AIM —
Would you set down every entry shown below, precisely as written?

=-=-=

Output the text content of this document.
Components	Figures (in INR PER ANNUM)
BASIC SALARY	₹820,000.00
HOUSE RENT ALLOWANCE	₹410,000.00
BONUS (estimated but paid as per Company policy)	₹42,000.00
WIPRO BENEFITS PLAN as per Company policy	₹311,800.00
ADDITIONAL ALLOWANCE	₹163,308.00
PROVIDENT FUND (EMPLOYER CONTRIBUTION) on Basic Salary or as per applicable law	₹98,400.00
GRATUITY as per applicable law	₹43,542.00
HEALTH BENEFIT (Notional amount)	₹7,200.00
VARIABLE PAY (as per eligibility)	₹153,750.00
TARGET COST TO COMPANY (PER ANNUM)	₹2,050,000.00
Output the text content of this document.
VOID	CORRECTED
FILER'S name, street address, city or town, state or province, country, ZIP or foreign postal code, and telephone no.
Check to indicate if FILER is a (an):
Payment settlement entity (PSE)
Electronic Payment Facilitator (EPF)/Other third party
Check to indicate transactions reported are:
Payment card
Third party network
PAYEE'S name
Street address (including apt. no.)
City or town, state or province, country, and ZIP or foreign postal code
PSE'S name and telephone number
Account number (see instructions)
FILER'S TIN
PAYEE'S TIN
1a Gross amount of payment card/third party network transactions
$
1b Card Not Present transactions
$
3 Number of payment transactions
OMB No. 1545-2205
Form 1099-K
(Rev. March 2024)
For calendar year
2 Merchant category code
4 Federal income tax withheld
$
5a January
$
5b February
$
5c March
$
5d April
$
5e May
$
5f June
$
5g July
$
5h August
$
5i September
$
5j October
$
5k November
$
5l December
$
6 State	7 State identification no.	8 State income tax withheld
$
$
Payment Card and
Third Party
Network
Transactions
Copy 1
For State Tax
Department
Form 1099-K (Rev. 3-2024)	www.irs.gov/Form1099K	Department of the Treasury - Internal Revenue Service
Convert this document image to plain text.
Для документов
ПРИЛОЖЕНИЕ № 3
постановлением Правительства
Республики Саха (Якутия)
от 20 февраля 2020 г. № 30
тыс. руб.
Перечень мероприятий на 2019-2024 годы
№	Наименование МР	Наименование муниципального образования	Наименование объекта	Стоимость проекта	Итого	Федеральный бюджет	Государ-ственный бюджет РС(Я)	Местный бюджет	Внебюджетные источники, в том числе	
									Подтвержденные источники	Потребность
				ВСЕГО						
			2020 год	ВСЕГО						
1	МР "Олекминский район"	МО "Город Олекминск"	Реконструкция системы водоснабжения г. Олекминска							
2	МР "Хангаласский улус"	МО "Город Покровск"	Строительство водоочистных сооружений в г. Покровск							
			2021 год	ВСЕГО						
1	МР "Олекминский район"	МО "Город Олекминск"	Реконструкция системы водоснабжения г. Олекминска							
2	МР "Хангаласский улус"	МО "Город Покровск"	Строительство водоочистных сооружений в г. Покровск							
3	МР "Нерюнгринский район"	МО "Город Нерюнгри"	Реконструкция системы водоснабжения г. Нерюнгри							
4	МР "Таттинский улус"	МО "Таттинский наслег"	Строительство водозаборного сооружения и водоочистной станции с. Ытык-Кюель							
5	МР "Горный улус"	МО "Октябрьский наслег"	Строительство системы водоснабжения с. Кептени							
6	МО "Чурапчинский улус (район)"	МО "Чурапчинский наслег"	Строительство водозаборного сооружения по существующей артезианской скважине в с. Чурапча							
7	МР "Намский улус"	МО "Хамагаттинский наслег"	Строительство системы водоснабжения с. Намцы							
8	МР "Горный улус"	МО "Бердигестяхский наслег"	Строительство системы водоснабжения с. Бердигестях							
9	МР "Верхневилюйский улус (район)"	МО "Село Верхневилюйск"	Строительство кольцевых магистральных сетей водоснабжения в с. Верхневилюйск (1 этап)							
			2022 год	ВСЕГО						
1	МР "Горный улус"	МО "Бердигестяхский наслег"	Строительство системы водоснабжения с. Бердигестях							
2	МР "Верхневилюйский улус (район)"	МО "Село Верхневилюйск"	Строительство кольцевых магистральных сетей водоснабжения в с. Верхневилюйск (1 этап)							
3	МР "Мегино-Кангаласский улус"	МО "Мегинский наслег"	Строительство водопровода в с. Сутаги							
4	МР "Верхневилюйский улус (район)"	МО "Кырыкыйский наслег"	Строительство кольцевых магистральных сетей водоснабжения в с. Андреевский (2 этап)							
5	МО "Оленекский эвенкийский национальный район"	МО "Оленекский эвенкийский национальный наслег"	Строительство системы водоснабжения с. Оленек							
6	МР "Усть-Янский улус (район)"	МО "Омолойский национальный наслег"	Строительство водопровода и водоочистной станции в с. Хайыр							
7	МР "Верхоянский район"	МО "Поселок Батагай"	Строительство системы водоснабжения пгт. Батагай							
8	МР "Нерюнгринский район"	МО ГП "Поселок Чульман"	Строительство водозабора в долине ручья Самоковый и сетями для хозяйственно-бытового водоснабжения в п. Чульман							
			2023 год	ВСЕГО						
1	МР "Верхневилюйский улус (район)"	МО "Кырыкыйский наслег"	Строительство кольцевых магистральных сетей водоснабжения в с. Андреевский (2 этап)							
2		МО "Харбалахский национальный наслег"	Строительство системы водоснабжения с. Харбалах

=-=-=

WRITTEN SOLUTION —
Output the text content of this document.
Components	Figures (in INR PER ANNUM)
BASIC SALARY	₹820,000.00
HOUSE RENT ALLOWANCE	₹410,000.00
BONUS (estimated but paid as per Company policy)	₹42,000.00
WIPRO BENEFITS PLAN as per Company policy	₹311,800.00
ADDITIONAL ALLOWANCE	₹163,308.00
PROVIDENT FUND (EMPLOYER CONTRIBUTION) on Basic Salary or as per applicable law	₹98,400.00
GRATUITY as per applicable law	₹43,542.00
HEALTH BENEFIT (Notional amount)	₹7,200.00
VARIABLE PAY (as per eligibility)	₹153,750.00
TARGET COST TO COMPANY (PER ANNUM)	₹2,050,000.00
Output the text content of this document.
VOID	CORRECTED
FILER'S name, street address, city or town, state or province, country, ZIP or foreign postal code, and telephone no.
Check to indicate if FILER is a (an):
Payment settlement entity (PSE)
Electronic Payment Facilitator (EPF)/Other third party
Check to indicate transactions reported are:
Payment card
Third party network
PAYEE'S name
Street address (including apt. no.)
City or town, state or province, country, and ZIP or foreign postal code
PSE'S name and telephone number
Account number (see instructions)
FILER'S TIN
PAYEE'S TIN
1a Gross amount of payment card/third party network transactions
$
1b Card Not Present transactions
$
3 Number of payment transactions
OMB No. 1545-2205
Form 1099-K
(Rev. March 2024)
For calendar year
2 Merchant category code
4 Federal income tax withheld
$
5a January
$
5b February
$
5c March
$
5d April
$
5e May
$
5f June
$
5g July
$
5h August
$
5i September
$
5j October
$
5k November
$
5l December
$
6 State	7 State identification no.	8 State income tax withheld
$
$
Payment Card and
Third Party
Network
Transactions
Copy 1
For State Tax
Department
Form 1099-K (Rev. 3-2024)	www.irs.gov/Form1099K	Department of the Treasury - Internal Revenue Service
Convert this document image to plain text.
Для документов
ПРИЛОЖЕНИЕ № 3
постановлением Правительства
Республики Саха (Якутия)
от 20 февраля 2020 г. № 30
тыс. руб.
Перечень мероприятий на 2019-2024 годы
№	Наименование МР	Наименование муниципального образования	Наименование объекта	Стоимость проекта	Итого	Федеральный бюджет	Государ-ственный бюджет РС(Я)	Местный бюджет	Внебюджетные источники, в том числе	
									Подтвержденные источники	Потребность
				ВСЕГО						
			2020 год	ВСЕГО						
1	МР "Олекминский район"	МО "Город Олекминск"	Реконструкция системы водоснабжения г. Олекминска							
2	МР "Хангаласский улус"	МО "Город Покровск"	Строительство водоочистных сооружений в г. Покровск							
			2021 год	ВСЕГО						
1	МР "Олекминский район"	МО "Город Олекминск"	Реконструкция системы водоснабжения г. Олекминска							
2	МР "Хангаласский улус"	МО "Город Покровск"	Строительство водоочистных сооружений в г. Покровск							
3	МР "Нерюнгринский район"	МО "Город Нерюнгри"	Реконструкция системы водоснабжения г. Нерюнгри							
4	МР "Таттинский улус"	МО "Таттинский наслег"	Строительство водозаборного сооружения и водоочистной станции с. Ытык-Кюель							
5	МР "Горный улус"	МО "Октябрьский наслег"	Строительство системы водоснабжения с. Кептени							
6	МО "Чурапчинский улус (район)"	МО "Чурапчинский наслег"	Строительство водозаборного сооружения по существующей артезианской скважине в с. Чурапча							
7	МР "Намский улус"	МО "Хамагаттинский наслег"	Строительство системы водоснабжения с. Намцы							
8	МР "Горный улус"	МО "Бердигестяхский наслег"	Строительство системы водоснабжения с. Бердигестях							
9	МР "Верхневилюйский улус (район)"	МО "Село Верхневилюйск"	Строительство кольцевых магистральных сетей водоснабжения в с. Верхневилюйск (1 этап)							
			2022 год	ВСЕГО						
1	МР "Горный улус"	МО "Бердигестяхский наслег"	Строительство системы водоснабжения с. Бердигестях							
2	МР "Верхневилюйский улус (район)"	МО "Село Верхневилюйск"	Строительство кольцевых магистральных сетей водоснабжения в с. Верхневилюйск (1 этап)							
3	МР "Мегино-Кангаласский улус"	МО "Мегинский наслег"	Строительство водопровода в с. Сутаги							
4	МР "Верхневилюйский улус (район)"	МО "Кырыкыйский наслег"	Строительство кольцевых магистральных сетей водоснабжения в с. Андреевский (2 этап)							
5	МО "Оленекский эвенкийский национальный район"	МО "Оленекский эвенкийский национальный наслег"	Строительство системы водоснабжения с. Оленек							
6	МР "Усть-Янский улус (район)"	МО "Омолойский национальный наслег"	Строительство водопровода и водоочистной станции в с. Хайыр							
7	МР "Верхоянский район"	МО "Поселок Батагай"	Строительство системы водоснабжения пгт. Батагай							
8	МР "Нерюнгринский район"	МО ГП "Поселок Чульман"	Строительство водозабора в долине ручья Самоковый и сетями для хозяйственно-бытового водоснабжения в п. Чульман							
			2023 год	ВСЕГО						
1	МР "Верхневилюйский улус (район)"	МО "Кырыкыйский наслег"	Строительство кольцевых магистральных сетей водоснабжения в с. Андреевский (2 этап)							
2		МО "Харбалахский национальный наслег"	Строительство системы водоснабжения с. Харбалах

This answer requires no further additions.